*What this task involves*.
Exact copy required. Repeat the records, but keep the pictures out.

Entries from a visual dataset
::::

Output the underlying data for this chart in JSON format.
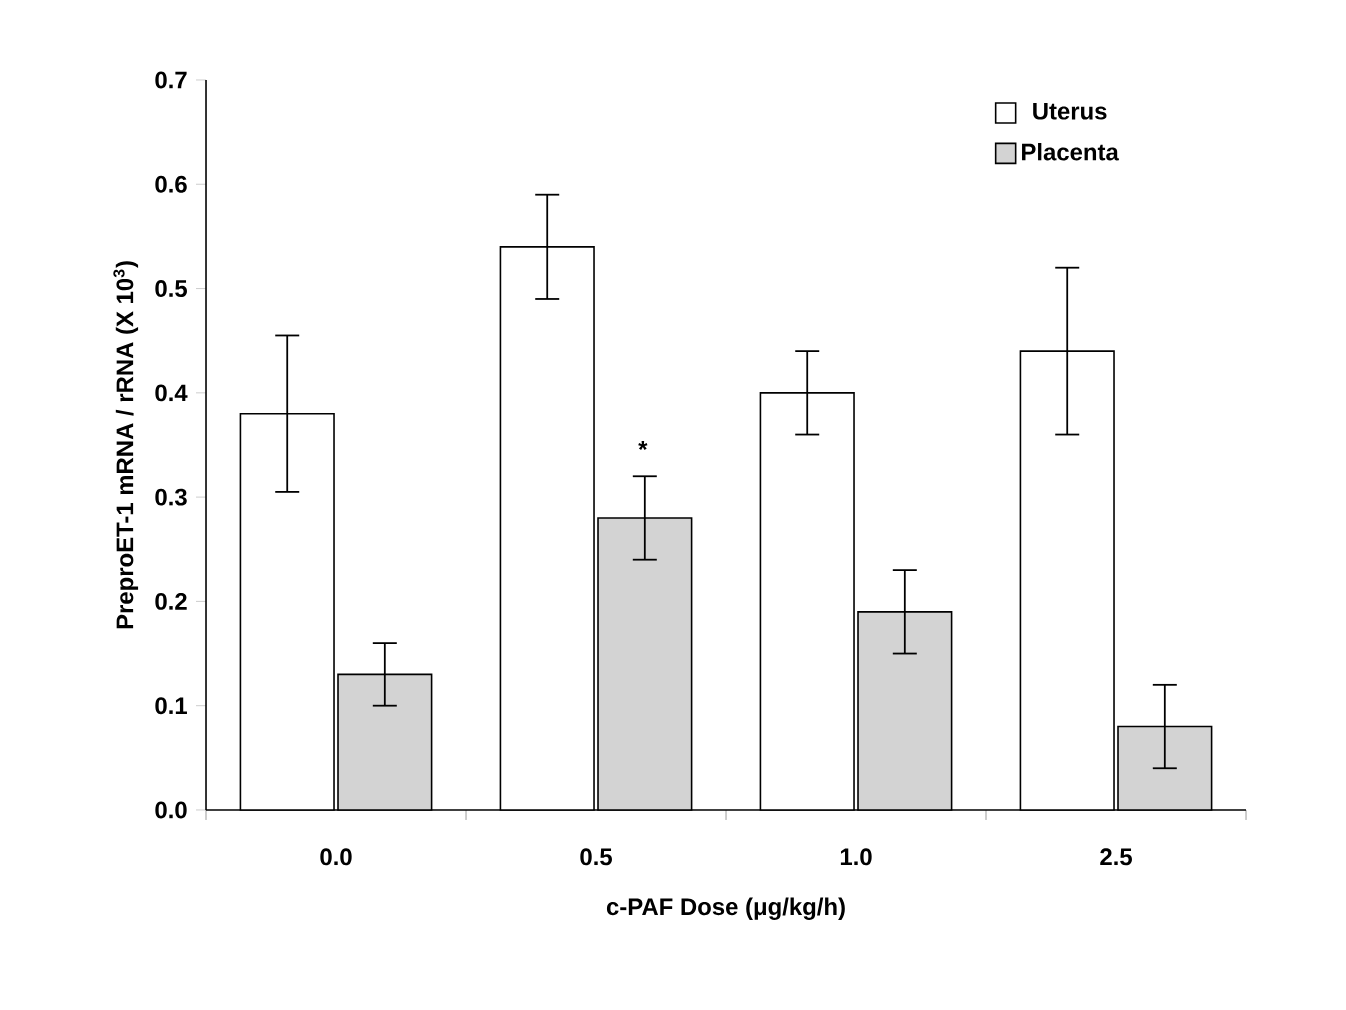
{
  "chart_data": {
    "type": "bar",
    "xlabel": "c-PAF Dose (μg/kg/h)",
    "ylabel": "PreproET-1 mRNA / rRNA (X 10$^{3}$)",
    "categories": [
      "0.0",
      "0.5",
      "1.0",
      "2.5"
    ],
    "series": [
      {
        "name": "Uterus",
        "color": "#ffffff",
        "values": [
          0.38,
          0.54,
          0.4,
          0.44
        ],
        "errors": [
          0.075,
          0.05,
          0.04,
          0.08
        ]
      },
      {
        "name": "Placenta",
        "color": "#d3d3d3",
        "values": [
          0.13,
          0.28,
          0.19,
          0.08
        ],
        "errors": [
          0.03,
          0.04,
          0.04,
          0.04
        ]
      }
    ],
    "ylim": [
      0,
      0.7
    ],
    "yticks": [
      {
        "value": 0,
        "label": "0.0"
      },
      {
        "value": 0.1,
        "label": "0.1"
      },
      {
        "value": 0.2,
        "label": "0.2"
      },
      {
        "value": 0.3,
        "label": "0.3"
      },
      {
        "value": 0.4,
        "label": "0.4"
      },
      {
        "value": 0.5,
        "label": "0.5"
      },
      {
        "value": 0.6,
        "label": "0.6"
      },
      {
        "value": 0.7,
        "label": "0.7"
      }
    ],
    "legend": "top right",
    "grid": false,
    "annotations": [
      {
        "text": "*",
        "x": "0.5",
        "y": 0.33
      }
    ]
  }
}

::::

*Response to this exercise*.
Output the underlying data for this chart in JSON format.
{
  "chart_data": {
    "type": "bar",
    "xlabel": "c-PAF Dose (μg/kg/h)",
    "ylabel": "PreproET-1 mRNA / rRNA (X 10$^{3}$)",
    "categories": [
      "0.0",
      "0.5",
      "1.0",
      "2.5"
    ],
    "series": [
      {
        "name": "Uterus",
        "color": "#ffffff",
        "values": [
          0.38,
          0.54,
          0.4,
          0.44
        ],
        "errors": [
          0.075,
          0.05,
          0.04,
          0.08
        ]
      },
      {
        "name": "Placenta",
        "color": "#d3d3d3",
        "values": [
          0.13,
          0.28,
          0.19,
          0.08
        ],
        "errors": [
          0.03,
          0.04,
          0.04,
          0.04
        ]
      }
    ],
    "ylim": [
      0,
      0.7
    ],
    "yticks": [
      {
        "value": 0,
        "label": "0.0"
      },
      {
        "value": 0.1,
        "label": "0.1"
      },
      {
        "value": 0.2,
        "label": "0.2"
      },
      {
        "value": 0.3,
        "label": "0.3"
      },
      {
        "value": 0.4,
        "label": "0.4"
      },
      {
        "value": 0.5,
        "label": "0.5"
      },
      {
        "value": 0.6,
        "label": "0.6"
      },
      {
        "value": 0.7,
        "label": "0.7"
      }
    ],
    "legend": "top right",
    "grid": false,
    "annotations": [
      {
        "text": "*",
        "x": "0.5",
        "y": 0.33
      }
    ]
  }
}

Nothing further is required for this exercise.